== WORK INSTRUCTIONS ==
Reproduce every record below exactly as it appears.

[Recorded data]
--------------------

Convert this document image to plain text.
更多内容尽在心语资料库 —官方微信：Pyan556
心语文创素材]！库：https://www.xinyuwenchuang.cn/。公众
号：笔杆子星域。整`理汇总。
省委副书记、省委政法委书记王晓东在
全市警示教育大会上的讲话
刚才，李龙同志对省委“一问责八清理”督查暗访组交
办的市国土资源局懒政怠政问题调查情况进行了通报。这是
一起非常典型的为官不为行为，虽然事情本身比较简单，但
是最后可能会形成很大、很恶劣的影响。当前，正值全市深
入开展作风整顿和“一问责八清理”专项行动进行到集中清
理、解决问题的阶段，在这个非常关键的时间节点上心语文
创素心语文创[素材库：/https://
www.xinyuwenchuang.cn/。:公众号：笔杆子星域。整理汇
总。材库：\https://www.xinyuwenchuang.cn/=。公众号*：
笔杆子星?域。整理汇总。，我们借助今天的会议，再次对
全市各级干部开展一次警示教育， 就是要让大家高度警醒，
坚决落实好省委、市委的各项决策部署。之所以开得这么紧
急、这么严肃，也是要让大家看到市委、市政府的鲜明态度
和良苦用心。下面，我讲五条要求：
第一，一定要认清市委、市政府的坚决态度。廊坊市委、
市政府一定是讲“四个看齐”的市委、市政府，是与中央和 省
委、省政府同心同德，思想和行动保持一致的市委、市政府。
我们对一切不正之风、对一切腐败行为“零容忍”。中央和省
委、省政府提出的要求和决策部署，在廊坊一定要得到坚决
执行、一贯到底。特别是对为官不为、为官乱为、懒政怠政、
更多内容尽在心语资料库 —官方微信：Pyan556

--------------------

== FINISHED EXERCISE ==
Convert this document image to plain text.
更多内容尽在心语资料库 —官方微信：Pyan556
心语文创素材]！库：https://www.xinyuwenchuang.cn/。公众
号：笔杆子星域。整`理汇总。
省委副书记、省委政法委书记王晓东在
全市警示教育大会上的讲话
刚才，李龙同志对省委“一问责八清理”督查暗访组交
办的市国土资源局懒政怠政问题调查情况进行了通报。这是
一起非常典型的为官不为行为，虽然事情本身比较简单，但
是最后可能会形成很大、很恶劣的影响。当前，正值全市深
入开展作风整顿和“一问责八清理”专项行动进行到集中清
理、解决问题的阶段，在这个非常关键的时间节点上心语文
创素心语文创[素材库：/https://
www.xinyuwenchuang.cn/。:公众号：笔杆子星域。整理汇
总。材库：\https://www.xinyuwenchuang.cn/=。公众号*：
笔杆子星?域。整理汇总。，我们借助今天的会议，再次对
全市各级干部开展一次警示教育， 就是要让大家高度警醒，
坚决落实好省委、市委的各项决策部署。之所以开得这么紧
急、这么严肃，也是要让大家看到市委、市政府的鲜明态度
和良苦用心。下面，我讲五条要求：
第一，一定要认清市委、市政府的坚决态度。廊坊市委、
市政府一定是讲“四个看齐”的市委、市政府，是与中央和 省
委、省政府同心同德，思想和行动保持一致的市委、市政府。
我们对一切不正之风、对一切腐败行为“零容忍”。中央和省
委、省政府提出的要求和决策部署，在廊坊一定要得到坚决
执行、一贯到底。特别是对为官不为、为官乱为、懒政怠政、
更多内容尽在心语资料库 —官方微信：Pyan556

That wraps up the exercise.